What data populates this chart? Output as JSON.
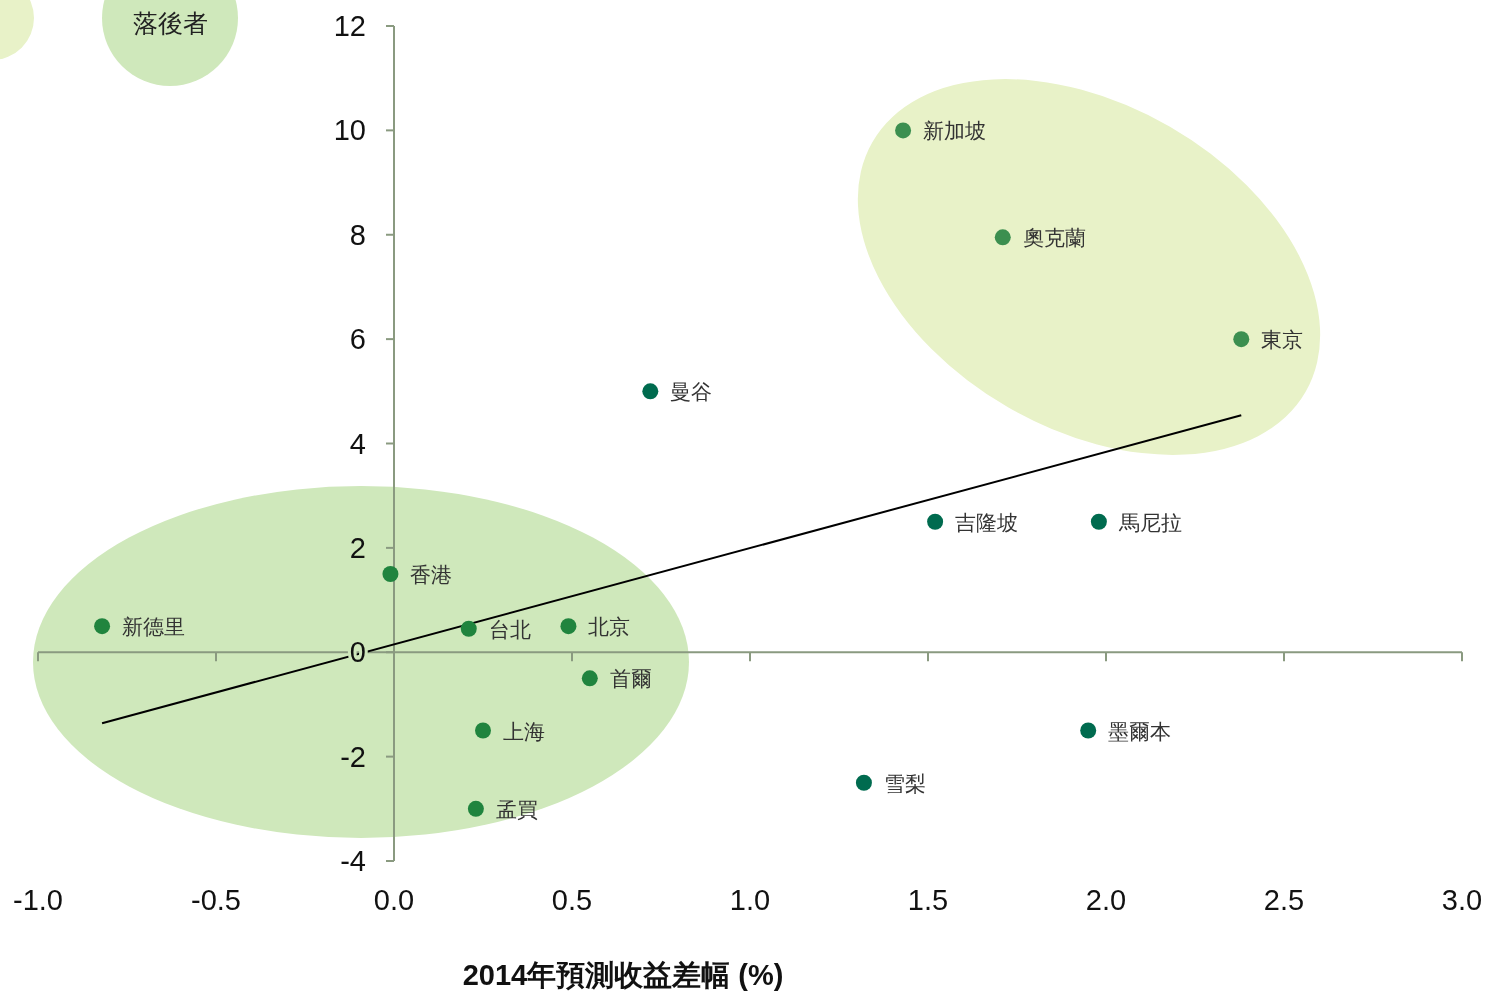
{
  "chart_data": {
    "type": "scatter",
    "xlabel": "2014年預測收益差幅 (%)",
    "xlim": [
      -1,
      3
    ],
    "xticks": [
      {
        "value": -1,
        "label": "-1.0"
      },
      {
        "value": -0.5,
        "label": "-0.5"
      },
      {
        "value": 0,
        "label": "0.0"
      },
      {
        "value": 0.5,
        "label": "0.5"
      },
      {
        "value": 1,
        "label": "1.0"
      },
      {
        "value": 1.5,
        "label": "1.5"
      },
      {
        "value": 2,
        "label": "2.0"
      },
      {
        "value": 2.5,
        "label": "2.5"
      },
      {
        "value": 3,
        "label": "3.0"
      }
    ],
    "ylim": [
      -4,
      12
    ],
    "yticks": [
      -4,
      -2,
      0,
      2,
      4,
      6,
      8,
      10,
      12
    ],
    "marker": "circle",
    "series": [
      {
        "x": [
          1.43,
          1.71,
          2.38
        ],
        "values": [
          10,
          7.95,
          6
        ],
        "color": "#3c8f50"
      },
      {
        "x": [
          -0.01,
          -0.82,
          0.21,
          0.49,
          0.55,
          0.25,
          0.23
        ],
        "values": [
          1.5,
          0.5,
          0.45,
          0.5,
          -0.5,
          -1.5,
          -3
        ],
        "color": "#20843e"
      },
      {
        "x": [
          0.72,
          1.52,
          1.98,
          1.95,
          1.32
        ],
        "values": [
          5,
          2.5,
          2.5,
          -1.5,
          -2.5
        ],
        "color": "#006b4f"
      },
      {
        "type": "line",
        "marker": "none",
        "x": [
          -0.82,
          2.38
        ],
        "values": [
          -1.36,
          4.54
        ],
        "color": "#000000"
      }
    ],
    "annotations": [
      "落後者",
      {
        "text": "新加坡",
        "x": 1.43,
        "y": 10
      },
      {
        "text": "奧克蘭",
        "x": 1.71,
        "y": 7.95
      },
      {
        "text": "東京",
        "x": 2.38,
        "y": 6
      },
      {
        "text": "曼谷",
        "x": 0.72,
        "y": 5
      },
      {
        "text": "吉隆坡",
        "x": 1.52,
        "y": 2.5
      },
      {
        "text": "馬尼拉",
        "x": 1.98,
        "y": 2.5
      },
      {
        "text": "香港",
        "x": -0.01,
        "y": 1.5
      },
      {
        "text": "新德里",
        "x": -0.82,
        "y": 0.5
      },
      {
        "text": "台北",
        "x": 0.21,
        "y": 0.45
      },
      {
        "text": "北京",
        "x": 0.49,
        "y": 0.5
      },
      {
        "text": "首爾",
        "x": 0.55,
        "y": -0.5
      },
      {
        "text": "上海",
        "x": 0.25,
        "y": -1.5
      },
      {
        "text": "孟買",
        "x": 0.23,
        "y": -3
      },
      {
        "text": "墨爾本",
        "x": 1.95,
        "y": -1.5
      },
      {
        "text": "雪梨",
        "x": 1.32,
        "y": -2.5
      }
    ]
  }
}
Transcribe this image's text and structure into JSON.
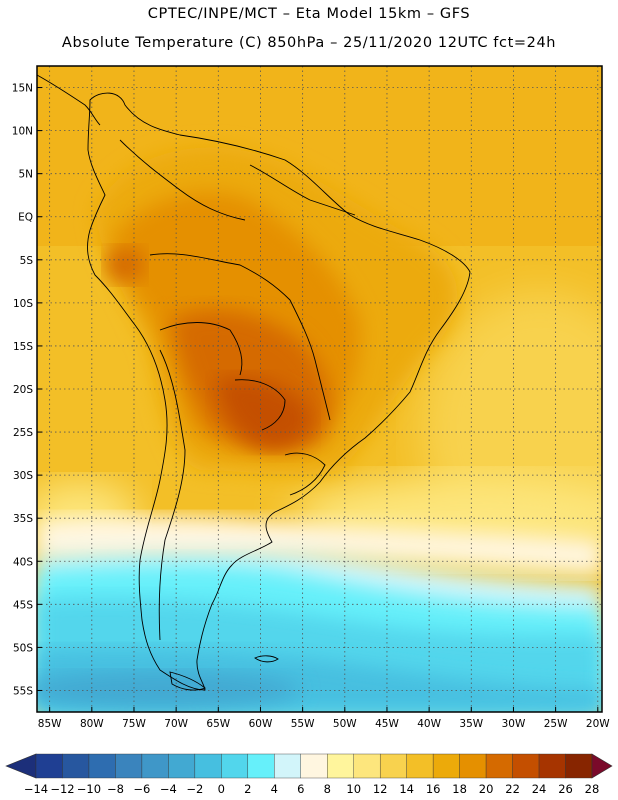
{
  "header": {
    "line1": "CPTEC/INPE/MCT –  Eta Model 15km – GFS",
    "line2": "Absolute Temperature (C) 850hPa – 25/11/2020 12UTC fct=24h"
  },
  "map": {
    "variable": "Absolute Temperature",
    "units": "C",
    "level": "850hPa",
    "lat_labels": [
      "15N",
      "10N",
      "5N",
      "EQ",
      "5S",
      "10S",
      "15S",
      "20S",
      "25S",
      "30S",
      "35S",
      "40S",
      "45S",
      "50S",
      "55S"
    ],
    "lon_labels": [
      "85W",
      "80W",
      "75W",
      "70W",
      "65W",
      "60W",
      "55W",
      "50W",
      "45W",
      "40W",
      "35W",
      "30W",
      "25W",
      "20W"
    ],
    "lat_values": [
      15,
      10,
      5,
      0,
      -5,
      -10,
      -15,
      -20,
      -25,
      -30,
      -35,
      -40,
      -45,
      -50,
      -55
    ],
    "lon_values": [
      -85,
      -80,
      -75,
      -70,
      -65,
      -60,
      -55,
      -50,
      -45,
      -40,
      -35,
      -30,
      -25,
      -20
    ],
    "lat_range": [
      -57.5,
      17.5
    ],
    "lon_range": [
      -86.5,
      -19.5
    ]
  },
  "legend": {
    "labels": [
      "-14",
      "-12",
      "-10",
      "-8",
      "-6",
      "-4",
      "-2",
      "0",
      "2",
      "4",
      "6",
      "8",
      "10",
      "12",
      "14",
      "16",
      "18",
      "20",
      "22",
      "24",
      "26",
      "28"
    ],
    "colors": [
      "#1f3f93",
      "#27579f",
      "#2e6db0",
      "#3a84bd",
      "#3f97c8",
      "#42a9d2",
      "#46bfe0",
      "#52d6ec",
      "#66f0fa",
      "#d2f5fa",
      "#fff6e0",
      "#fff59c",
      "#fde67d",
      "#f8d24e",
      "#f3bf27",
      "#ecaa0a",
      "#e59000",
      "#d56a00",
      "#c44f00",
      "#a63400",
      "#872500"
    ],
    "under_color": "#1c2f7a",
    "over_color": "#7a0a2a"
  }
}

### What to work on
Restate the entire listing word for word, excluding pictures.

### Answer to this problem
What data populates this chart? Output as JSON.
{
  "chart_data": {
    "type": "scatter",
    "xlabel": "2014年預測收益差幅 (%)",
    "xlim": [
      -1,
      3
    ],
    "xticks": [
      {
        "value": -1,
        "label": "-1.0"
      },
      {
        "value": -0.5,
        "label": "-0.5"
      },
      {
        "value": 0,
        "label": "0.0"
      },
      {
        "value": 0.5,
        "label": "0.5"
      },
      {
        "value": 1,
        "label": "1.0"
      },
      {
        "value": 1.5,
        "label": "1.5"
      },
      {
        "value": 2,
        "label": "2.0"
      },
      {
        "value": 2.5,
        "label": "2.5"
      },
      {
        "value": 3,
        "label": "3.0"
      }
    ],
    "ylim": [
      -4,
      12
    ],
    "yticks": [
      -4,
      -2,
      0,
      2,
      4,
      6,
      8,
      10,
      12
    ],
    "marker": "circle",
    "series": [
      {
        "x": [
          1.43,
          1.71,
          2.38
        ],
        "values": [
          10,
          7.95,
          6
        ],
        "color": "#3c8f50"
      },
      {
        "x": [
          -0.01,
          -0.82,
          0.21,
          0.49,
          0.55,
          0.25,
          0.23
        ],
        "values": [
          1.5,
          0.5,
          0.45,
          0.5,
          -0.5,
          -1.5,
          -3
        ],
        "color": "#20843e"
      },
      {
        "x": [
          0.72,
          1.52,
          1.98,
          1.95,
          1.32
        ],
        "values": [
          5,
          2.5,
          2.5,
          -1.5,
          -2.5
        ],
        "color": "#006b4f"
      },
      {
        "type": "line",
        "marker": "none",
        "x": [
          -0.82,
          2.38
        ],
        "values": [
          -1.36,
          4.54
        ],
        "color": "#000000"
      }
    ],
    "annotations": [
      "落後者",
      {
        "text": "新加坡",
        "x": 1.43,
        "y": 10
      },
      {
        "text": "奧克蘭",
        "x": 1.71,
        "y": 7.95
      },
      {
        "text": "東京",
        "x": 2.38,
        "y": 6
      },
      {
        "text": "曼谷",
        "x": 0.72,
        "y": 5
      },
      {
        "text": "吉隆坡",
        "x": 1.52,
        "y": 2.5
      },
      {
        "text": "馬尼拉",
        "x": 1.98,
        "y": 2.5
      },
      {
        "text": "香港",
        "x": -0.01,
        "y": 1.5
      },
      {
        "text": "新德里",
        "x": -0.82,
        "y": 0.5
      },
      {
        "text": "台北",
        "x": 0.21,
        "y": 0.45
      },
      {
        "text": "北京",
        "x": 0.49,
        "y": 0.5
      },
      {
        "text": "首爾",
        "x": 0.55,
        "y": -0.5
      },
      {
        "text": "上海",
        "x": 0.25,
        "y": -1.5
      },
      {
        "text": "孟買",
        "x": 0.23,
        "y": -3
      },
      {
        "text": "墨爾本",
        "x": 1.95,
        "y": -1.5
      },
      {
        "text": "雪梨",
        "x": 1.32,
        "y": -2.5
      }
    ]
  }
}
Transcribe this image's text and structure into JSON.
{
  "header": {
    "line1": "CPTEC/INPE/MCT –  Eta Model 15km – GFS",
    "line2": "Absolute Temperature (C) 850hPa – 25/11/2020 12UTC fct=24h"
  },
  "map": {
    "variable": "Absolute Temperature",
    "units": "C",
    "level": "850hPa",
    "lat_labels": [
      "15N",
      "10N",
      "5N",
      "EQ",
      "5S",
      "10S",
      "15S",
      "20S",
      "25S",
      "30S",
      "35S",
      "40S",
      "45S",
      "50S",
      "55S"
    ],
    "lon_labels": [
      "85W",
      "80W",
      "75W",
      "70W",
      "65W",
      "60W",
      "55W",
      "50W",
      "45W",
      "40W",
      "35W",
      "30W",
      "25W",
      "20W"
    ],
    "lat_values": [
      15,
      10,
      5,
      0,
      -5,
      -10,
      -15,
      -20,
      -25,
      -30,
      -35,
      -40,
      -45,
      -50,
      -55
    ],
    "lon_values": [
      -85,
      -80,
      -75,
      -70,
      -65,
      -60,
      -55,
      -50,
      -45,
      -40,
      -35,
      -30,
      -25,
      -20
    ],
    "lat_range": [
      -57.5,
      17.5
    ],
    "lon_range": [
      -86.5,
      -19.5
    ]
  },
  "legend": {
    "labels": [
      "-14",
      "-12",
      "-10",
      "-8",
      "-6",
      "-4",
      "-2",
      "0",
      "2",
      "4",
      "6",
      "8",
      "10",
      "12",
      "14",
      "16",
      "18",
      "20",
      "22",
      "24",
      "26",
      "28"
    ],
    "colors": [
      "#1f3f93",
      "#27579f",
      "#2e6db0",
      "#3a84bd",
      "#3f97c8",
      "#42a9d2",
      "#46bfe0",
      "#52d6ec",
      "#66f0fa",
      "#d2f5fa",
      "#fff6e0",
      "#fff59c",
      "#fde67d",
      "#f8d24e",
      "#f3bf27",
      "#ecaa0a",
      "#e59000",
      "#d56a00",
      "#c44f00",
      "#a63400",
      "#872500"
    ],
    "under_color": "#1c2f7a",
    "over_color": "#7a0a2a"
  }
}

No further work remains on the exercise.